Stored items
═══
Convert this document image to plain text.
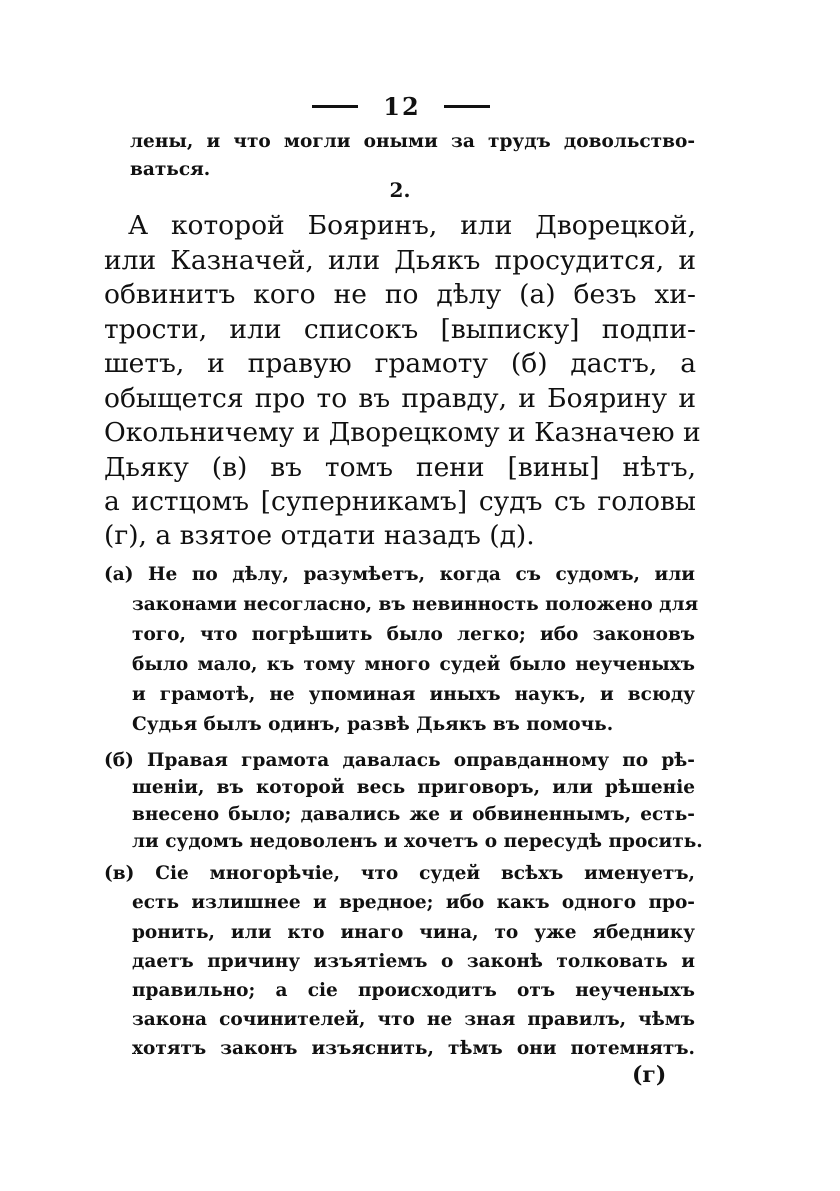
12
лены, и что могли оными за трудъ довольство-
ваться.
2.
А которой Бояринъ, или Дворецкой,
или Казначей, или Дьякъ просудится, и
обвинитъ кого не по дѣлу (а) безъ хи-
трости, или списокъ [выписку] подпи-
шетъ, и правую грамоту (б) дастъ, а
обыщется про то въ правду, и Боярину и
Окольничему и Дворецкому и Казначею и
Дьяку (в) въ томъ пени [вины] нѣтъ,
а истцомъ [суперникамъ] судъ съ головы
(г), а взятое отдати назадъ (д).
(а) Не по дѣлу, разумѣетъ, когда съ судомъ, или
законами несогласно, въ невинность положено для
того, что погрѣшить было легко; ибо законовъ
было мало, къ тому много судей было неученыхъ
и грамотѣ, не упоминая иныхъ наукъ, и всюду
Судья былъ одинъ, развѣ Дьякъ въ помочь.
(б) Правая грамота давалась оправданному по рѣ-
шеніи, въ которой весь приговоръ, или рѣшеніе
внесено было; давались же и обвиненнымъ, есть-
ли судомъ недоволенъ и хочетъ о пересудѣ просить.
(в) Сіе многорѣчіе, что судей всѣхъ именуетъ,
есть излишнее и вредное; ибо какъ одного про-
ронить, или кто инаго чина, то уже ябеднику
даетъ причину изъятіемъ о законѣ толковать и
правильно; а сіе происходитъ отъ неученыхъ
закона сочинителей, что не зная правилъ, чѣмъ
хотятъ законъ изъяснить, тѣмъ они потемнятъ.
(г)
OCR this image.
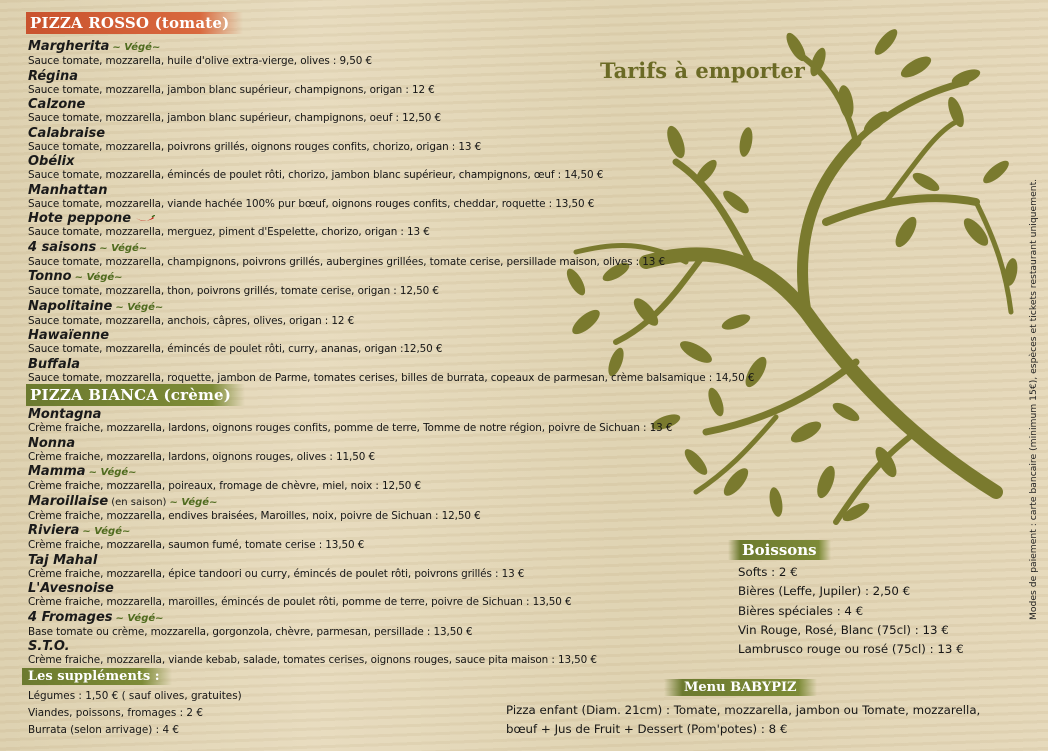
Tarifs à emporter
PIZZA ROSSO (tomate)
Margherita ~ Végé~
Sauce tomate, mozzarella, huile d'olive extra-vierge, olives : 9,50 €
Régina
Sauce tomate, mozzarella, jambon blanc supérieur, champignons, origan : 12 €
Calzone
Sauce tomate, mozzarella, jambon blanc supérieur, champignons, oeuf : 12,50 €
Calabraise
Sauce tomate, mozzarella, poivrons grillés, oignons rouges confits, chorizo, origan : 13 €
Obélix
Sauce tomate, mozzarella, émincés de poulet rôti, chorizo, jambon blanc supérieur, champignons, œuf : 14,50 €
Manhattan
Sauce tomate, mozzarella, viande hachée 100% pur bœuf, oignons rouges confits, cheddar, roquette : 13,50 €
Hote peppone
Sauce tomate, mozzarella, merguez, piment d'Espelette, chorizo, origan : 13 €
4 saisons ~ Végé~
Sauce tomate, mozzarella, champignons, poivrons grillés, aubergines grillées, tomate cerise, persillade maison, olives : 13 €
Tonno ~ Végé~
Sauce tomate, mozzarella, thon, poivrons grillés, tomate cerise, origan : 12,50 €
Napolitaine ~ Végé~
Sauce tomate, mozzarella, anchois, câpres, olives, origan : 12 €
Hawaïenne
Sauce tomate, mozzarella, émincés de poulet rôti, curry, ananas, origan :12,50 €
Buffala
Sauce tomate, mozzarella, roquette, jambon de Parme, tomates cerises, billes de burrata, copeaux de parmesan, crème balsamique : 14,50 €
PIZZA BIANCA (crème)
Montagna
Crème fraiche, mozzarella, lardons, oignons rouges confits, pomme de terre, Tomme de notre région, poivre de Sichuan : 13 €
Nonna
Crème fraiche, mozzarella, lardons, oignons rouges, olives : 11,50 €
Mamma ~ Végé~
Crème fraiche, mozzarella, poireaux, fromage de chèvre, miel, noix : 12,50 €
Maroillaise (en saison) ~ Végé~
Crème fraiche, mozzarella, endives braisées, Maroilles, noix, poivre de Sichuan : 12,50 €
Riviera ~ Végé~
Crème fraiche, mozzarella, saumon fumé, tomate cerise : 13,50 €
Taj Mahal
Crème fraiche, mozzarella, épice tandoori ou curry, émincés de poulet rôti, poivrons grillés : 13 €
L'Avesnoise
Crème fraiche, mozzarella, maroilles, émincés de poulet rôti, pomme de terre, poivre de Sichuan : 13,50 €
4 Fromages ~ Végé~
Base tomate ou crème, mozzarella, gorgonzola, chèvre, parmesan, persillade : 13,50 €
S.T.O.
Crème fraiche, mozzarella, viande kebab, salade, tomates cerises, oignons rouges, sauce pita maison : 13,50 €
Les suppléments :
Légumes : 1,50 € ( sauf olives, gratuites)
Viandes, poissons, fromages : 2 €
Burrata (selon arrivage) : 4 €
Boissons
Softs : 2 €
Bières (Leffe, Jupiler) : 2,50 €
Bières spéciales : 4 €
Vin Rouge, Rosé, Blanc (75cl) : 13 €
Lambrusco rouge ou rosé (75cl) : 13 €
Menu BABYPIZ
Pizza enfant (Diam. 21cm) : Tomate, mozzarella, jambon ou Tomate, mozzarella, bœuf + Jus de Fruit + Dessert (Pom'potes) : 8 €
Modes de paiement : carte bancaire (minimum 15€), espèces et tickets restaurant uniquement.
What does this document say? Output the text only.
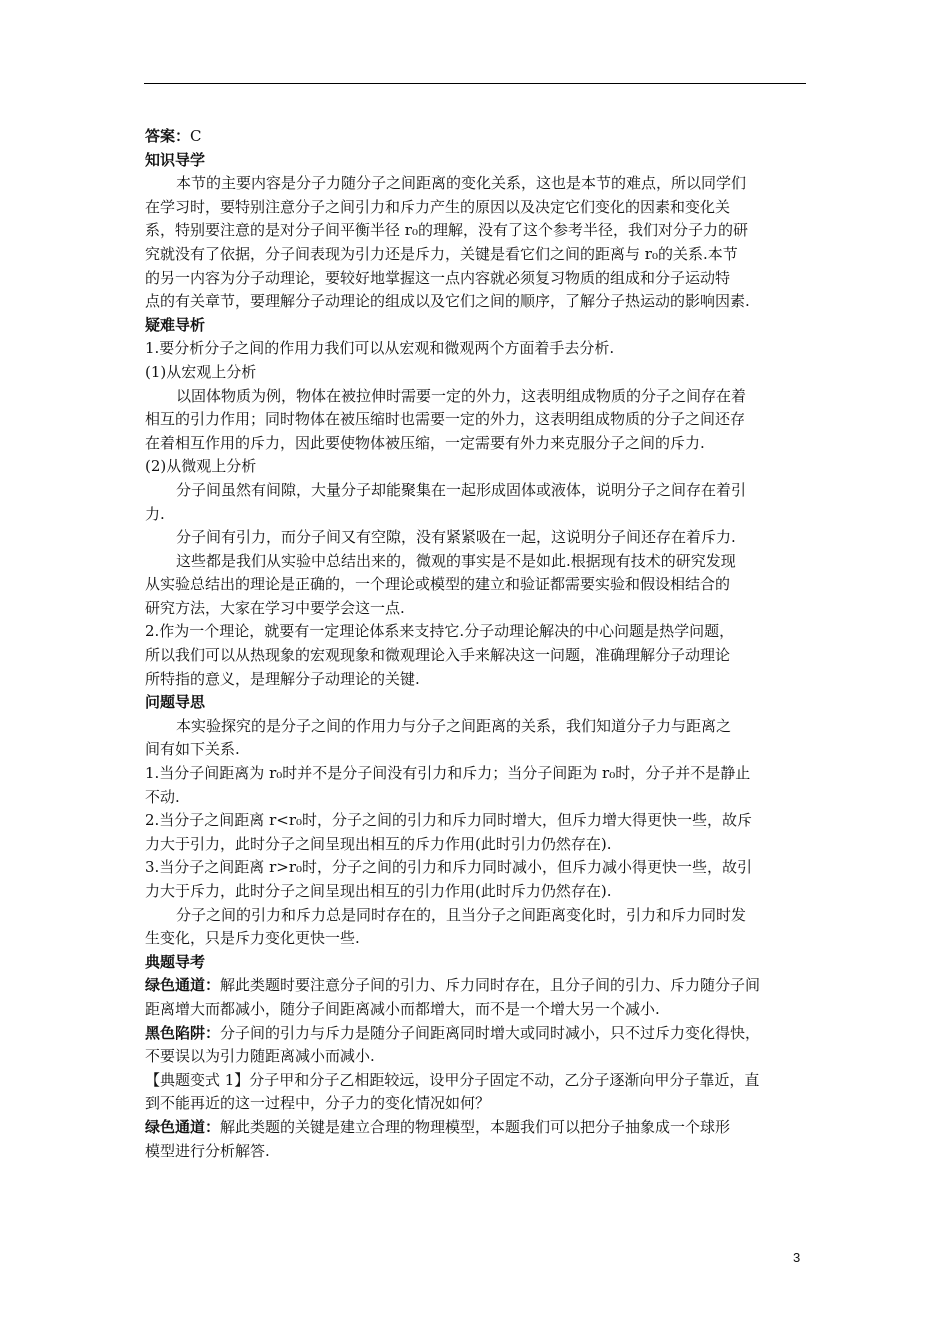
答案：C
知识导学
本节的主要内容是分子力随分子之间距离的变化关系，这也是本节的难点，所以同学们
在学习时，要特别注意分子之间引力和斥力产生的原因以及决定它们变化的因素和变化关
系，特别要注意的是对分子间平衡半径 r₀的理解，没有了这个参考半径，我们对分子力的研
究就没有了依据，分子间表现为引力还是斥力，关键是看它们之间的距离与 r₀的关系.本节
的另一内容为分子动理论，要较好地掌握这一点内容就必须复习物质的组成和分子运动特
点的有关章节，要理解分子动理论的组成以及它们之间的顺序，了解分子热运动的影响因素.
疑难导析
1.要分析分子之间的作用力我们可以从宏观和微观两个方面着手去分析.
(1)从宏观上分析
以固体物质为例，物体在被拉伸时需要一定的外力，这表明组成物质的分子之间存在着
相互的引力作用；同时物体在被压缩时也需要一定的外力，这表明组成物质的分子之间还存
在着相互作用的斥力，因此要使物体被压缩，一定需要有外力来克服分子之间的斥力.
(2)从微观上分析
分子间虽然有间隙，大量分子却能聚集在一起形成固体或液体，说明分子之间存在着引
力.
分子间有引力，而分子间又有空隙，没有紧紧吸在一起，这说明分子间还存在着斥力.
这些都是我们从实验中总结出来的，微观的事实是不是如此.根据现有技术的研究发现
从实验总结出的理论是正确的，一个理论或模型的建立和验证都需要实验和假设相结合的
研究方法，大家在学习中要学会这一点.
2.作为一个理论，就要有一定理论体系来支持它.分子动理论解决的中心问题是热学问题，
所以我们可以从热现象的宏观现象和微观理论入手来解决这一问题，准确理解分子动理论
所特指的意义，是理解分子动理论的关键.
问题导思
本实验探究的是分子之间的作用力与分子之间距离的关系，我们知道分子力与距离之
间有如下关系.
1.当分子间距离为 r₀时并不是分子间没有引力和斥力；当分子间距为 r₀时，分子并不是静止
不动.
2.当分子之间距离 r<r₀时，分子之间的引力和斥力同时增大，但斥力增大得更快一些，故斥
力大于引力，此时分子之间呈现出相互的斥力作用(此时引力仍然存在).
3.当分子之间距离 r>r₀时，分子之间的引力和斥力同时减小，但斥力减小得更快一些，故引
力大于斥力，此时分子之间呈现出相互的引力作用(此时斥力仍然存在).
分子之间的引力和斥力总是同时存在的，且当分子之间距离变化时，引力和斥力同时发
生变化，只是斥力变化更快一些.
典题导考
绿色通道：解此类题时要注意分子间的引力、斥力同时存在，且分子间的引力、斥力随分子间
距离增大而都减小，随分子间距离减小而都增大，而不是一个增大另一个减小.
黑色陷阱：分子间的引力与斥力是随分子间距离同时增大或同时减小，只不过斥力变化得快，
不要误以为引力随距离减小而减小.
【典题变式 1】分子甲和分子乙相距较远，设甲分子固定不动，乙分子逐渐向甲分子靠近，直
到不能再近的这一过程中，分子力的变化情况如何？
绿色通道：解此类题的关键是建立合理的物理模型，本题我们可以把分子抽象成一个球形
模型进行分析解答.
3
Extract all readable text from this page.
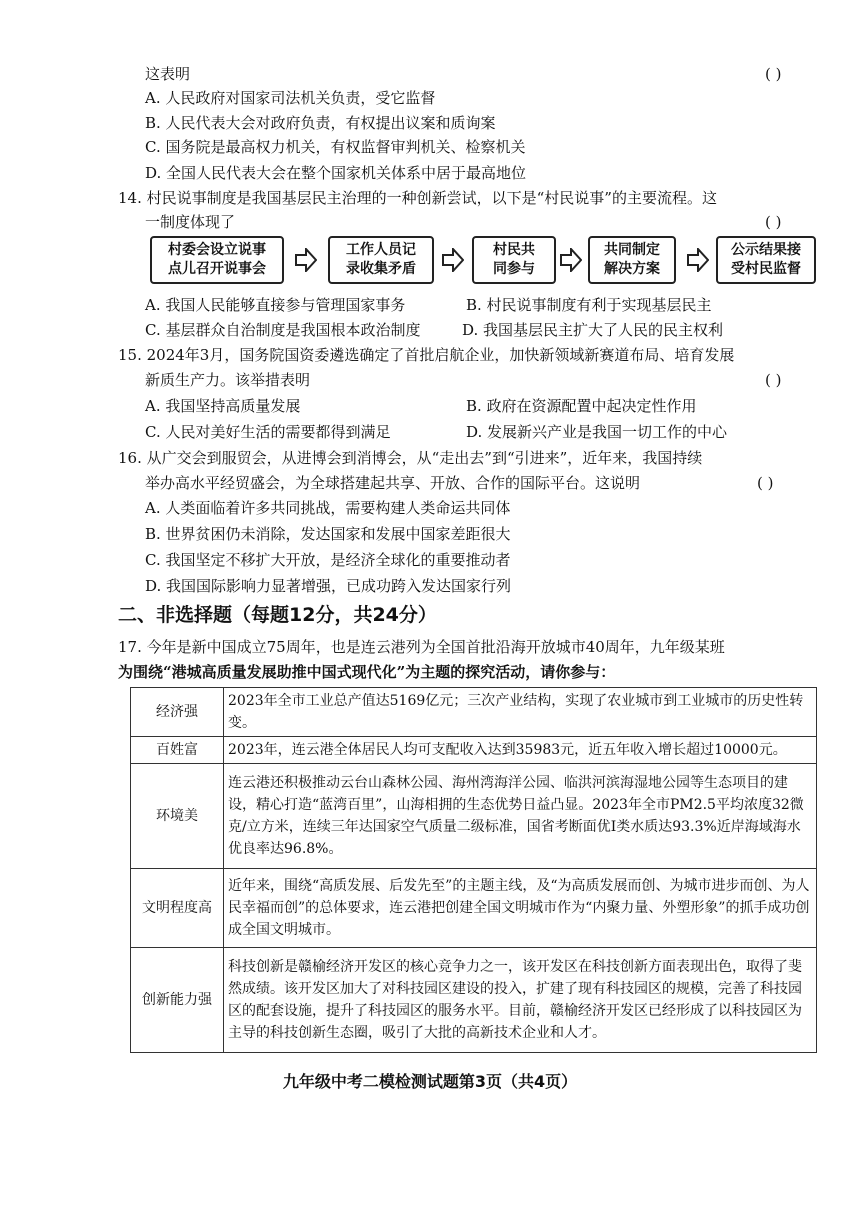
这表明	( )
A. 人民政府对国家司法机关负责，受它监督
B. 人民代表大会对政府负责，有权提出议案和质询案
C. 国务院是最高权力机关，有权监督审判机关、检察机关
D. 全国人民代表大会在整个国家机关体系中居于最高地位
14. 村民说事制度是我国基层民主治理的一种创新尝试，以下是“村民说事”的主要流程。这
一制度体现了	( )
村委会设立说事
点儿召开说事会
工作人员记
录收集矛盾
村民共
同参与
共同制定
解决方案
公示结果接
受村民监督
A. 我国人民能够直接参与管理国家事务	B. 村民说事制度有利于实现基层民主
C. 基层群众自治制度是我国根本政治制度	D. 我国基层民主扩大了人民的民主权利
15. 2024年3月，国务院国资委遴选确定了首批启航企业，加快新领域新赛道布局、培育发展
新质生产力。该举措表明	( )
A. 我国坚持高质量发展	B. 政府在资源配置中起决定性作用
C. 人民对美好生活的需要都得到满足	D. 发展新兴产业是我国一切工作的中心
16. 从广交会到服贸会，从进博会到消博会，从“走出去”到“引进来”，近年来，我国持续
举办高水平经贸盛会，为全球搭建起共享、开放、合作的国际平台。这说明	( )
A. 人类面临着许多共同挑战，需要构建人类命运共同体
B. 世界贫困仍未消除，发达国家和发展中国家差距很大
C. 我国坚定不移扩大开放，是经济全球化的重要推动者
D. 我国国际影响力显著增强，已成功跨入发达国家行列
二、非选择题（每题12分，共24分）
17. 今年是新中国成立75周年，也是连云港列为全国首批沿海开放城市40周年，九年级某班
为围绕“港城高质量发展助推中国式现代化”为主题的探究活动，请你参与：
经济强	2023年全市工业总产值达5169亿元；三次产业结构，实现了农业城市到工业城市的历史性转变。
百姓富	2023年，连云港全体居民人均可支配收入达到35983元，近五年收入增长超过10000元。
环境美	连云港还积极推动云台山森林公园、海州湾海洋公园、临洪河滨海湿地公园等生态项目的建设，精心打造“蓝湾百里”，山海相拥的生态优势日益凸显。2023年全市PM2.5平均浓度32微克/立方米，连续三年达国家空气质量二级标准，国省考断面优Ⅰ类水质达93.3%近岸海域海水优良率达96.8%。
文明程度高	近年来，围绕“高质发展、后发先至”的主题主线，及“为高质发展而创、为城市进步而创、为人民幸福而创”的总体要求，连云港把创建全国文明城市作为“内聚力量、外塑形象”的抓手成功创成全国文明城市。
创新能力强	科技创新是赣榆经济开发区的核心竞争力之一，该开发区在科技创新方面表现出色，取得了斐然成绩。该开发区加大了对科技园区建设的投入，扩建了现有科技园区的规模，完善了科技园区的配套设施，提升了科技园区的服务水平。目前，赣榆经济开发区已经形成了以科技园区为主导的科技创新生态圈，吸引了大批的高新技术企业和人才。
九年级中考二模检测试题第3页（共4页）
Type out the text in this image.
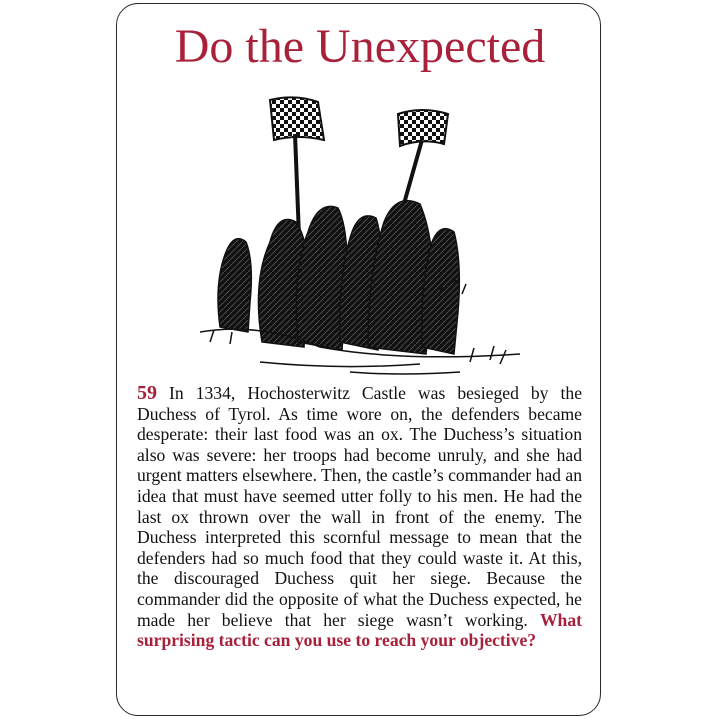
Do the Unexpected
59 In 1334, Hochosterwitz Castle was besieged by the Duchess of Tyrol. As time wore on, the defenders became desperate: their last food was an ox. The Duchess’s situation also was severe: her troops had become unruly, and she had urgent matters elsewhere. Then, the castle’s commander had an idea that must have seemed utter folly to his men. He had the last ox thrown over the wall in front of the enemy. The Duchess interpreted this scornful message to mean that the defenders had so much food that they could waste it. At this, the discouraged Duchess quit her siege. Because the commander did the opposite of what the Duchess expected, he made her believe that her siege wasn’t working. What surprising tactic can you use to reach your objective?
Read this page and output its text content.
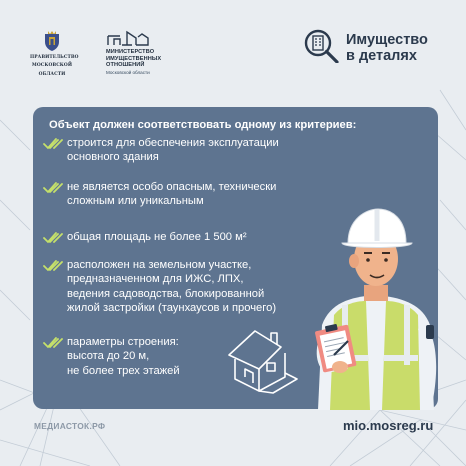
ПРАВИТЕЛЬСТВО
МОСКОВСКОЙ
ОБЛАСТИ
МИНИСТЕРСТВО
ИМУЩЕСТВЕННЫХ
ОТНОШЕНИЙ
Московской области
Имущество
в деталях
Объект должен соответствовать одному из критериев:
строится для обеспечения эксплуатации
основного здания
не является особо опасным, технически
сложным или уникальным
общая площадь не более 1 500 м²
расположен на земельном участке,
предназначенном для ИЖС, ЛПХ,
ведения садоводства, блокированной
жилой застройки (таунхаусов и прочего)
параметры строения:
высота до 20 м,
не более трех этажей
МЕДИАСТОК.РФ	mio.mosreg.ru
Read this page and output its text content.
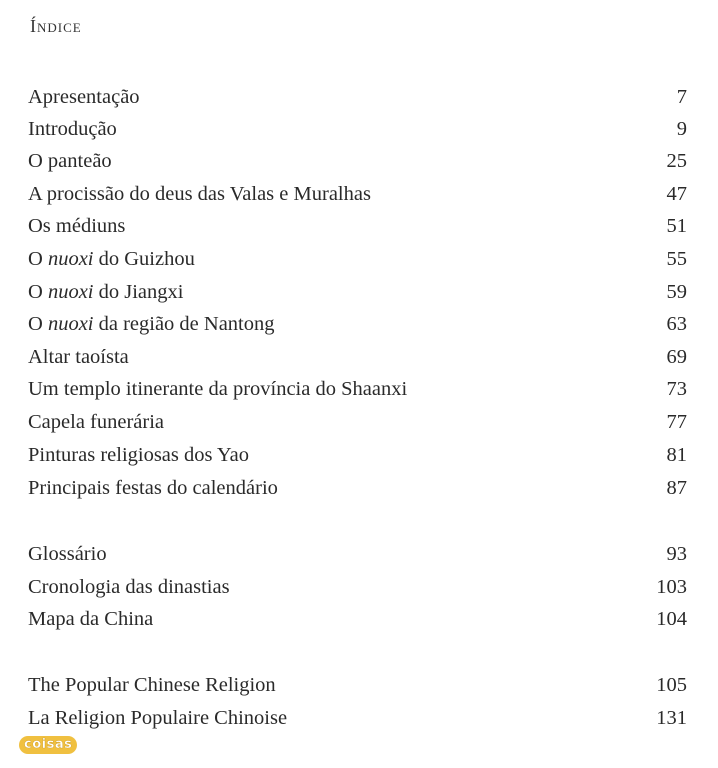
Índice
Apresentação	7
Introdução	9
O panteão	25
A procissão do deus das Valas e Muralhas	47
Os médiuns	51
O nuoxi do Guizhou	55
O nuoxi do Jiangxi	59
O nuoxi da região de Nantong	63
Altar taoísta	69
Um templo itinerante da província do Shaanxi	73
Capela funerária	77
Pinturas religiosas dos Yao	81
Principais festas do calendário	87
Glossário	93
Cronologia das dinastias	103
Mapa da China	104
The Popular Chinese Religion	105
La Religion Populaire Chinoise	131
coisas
═══
**Your task**.
From the listing, copy every line where the string "persillade" appears.

**Problem solution**.
Sauce tomate, mozzarella, champignons, poivrons grillés, aubergines grillées, tomate cerise, persillade maison, olives : 13 €
Base tomate ou crème, mozzarella, gorgonzola, chèvre, parmesan, persillade : 13,50 €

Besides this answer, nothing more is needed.